**Dataset records:**
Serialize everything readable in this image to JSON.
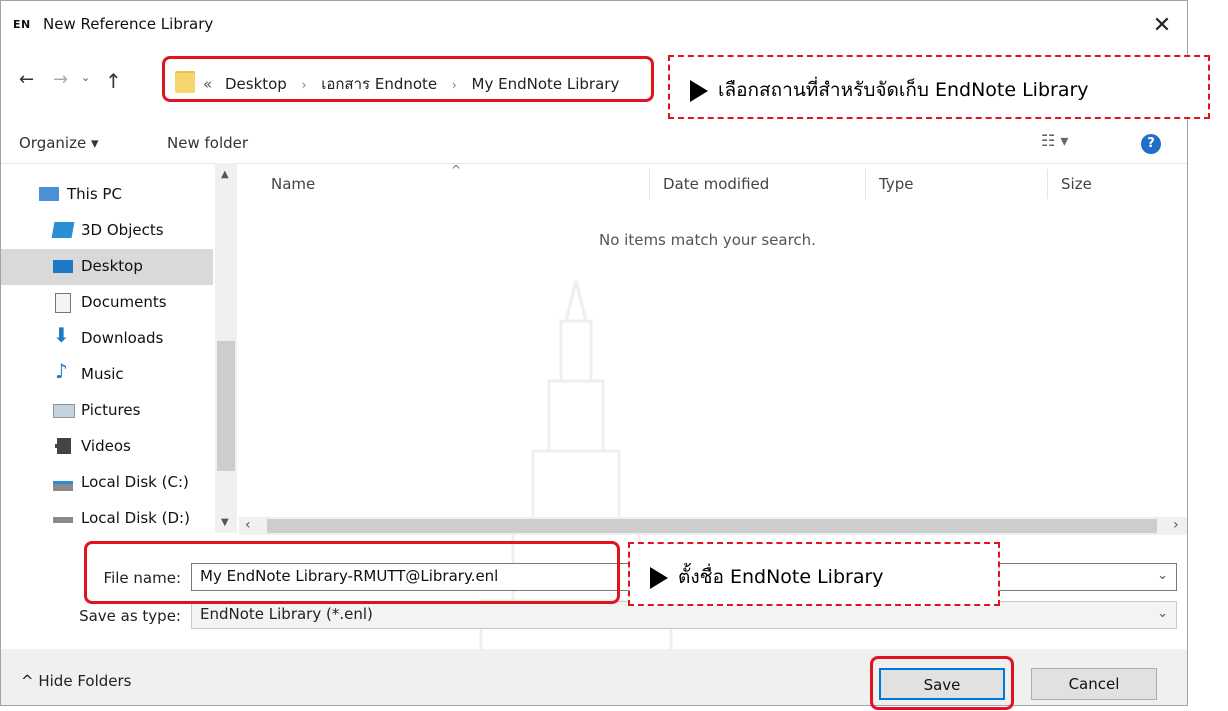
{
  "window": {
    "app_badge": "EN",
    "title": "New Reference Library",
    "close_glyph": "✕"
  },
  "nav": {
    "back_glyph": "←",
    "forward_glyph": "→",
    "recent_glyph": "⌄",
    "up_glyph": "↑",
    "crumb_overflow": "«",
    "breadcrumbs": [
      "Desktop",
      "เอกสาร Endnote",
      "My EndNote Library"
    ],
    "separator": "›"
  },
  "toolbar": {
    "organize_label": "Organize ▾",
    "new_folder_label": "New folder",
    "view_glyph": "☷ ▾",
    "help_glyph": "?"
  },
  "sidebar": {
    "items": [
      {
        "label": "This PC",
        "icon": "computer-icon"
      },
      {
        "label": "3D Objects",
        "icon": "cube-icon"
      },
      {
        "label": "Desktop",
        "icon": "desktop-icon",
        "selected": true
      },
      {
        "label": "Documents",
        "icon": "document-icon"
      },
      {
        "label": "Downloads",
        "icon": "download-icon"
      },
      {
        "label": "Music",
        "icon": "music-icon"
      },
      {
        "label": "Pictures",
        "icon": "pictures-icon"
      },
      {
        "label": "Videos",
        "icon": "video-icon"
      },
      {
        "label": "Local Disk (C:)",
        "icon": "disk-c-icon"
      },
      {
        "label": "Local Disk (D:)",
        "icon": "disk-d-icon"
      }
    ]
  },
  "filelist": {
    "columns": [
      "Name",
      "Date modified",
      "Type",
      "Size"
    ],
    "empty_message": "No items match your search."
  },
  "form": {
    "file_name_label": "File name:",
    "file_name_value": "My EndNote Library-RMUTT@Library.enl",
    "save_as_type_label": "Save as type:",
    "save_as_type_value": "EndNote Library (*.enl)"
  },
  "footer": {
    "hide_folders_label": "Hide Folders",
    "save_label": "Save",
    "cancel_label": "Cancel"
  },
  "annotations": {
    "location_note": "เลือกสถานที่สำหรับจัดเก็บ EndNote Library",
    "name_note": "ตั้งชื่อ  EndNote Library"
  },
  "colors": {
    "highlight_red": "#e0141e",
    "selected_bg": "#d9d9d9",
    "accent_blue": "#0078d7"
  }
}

**REQUIREMENTS:** Report the number of lines that contain "Local", with no other words.

**SOLUTION FOR THIS PROBLEM:** 2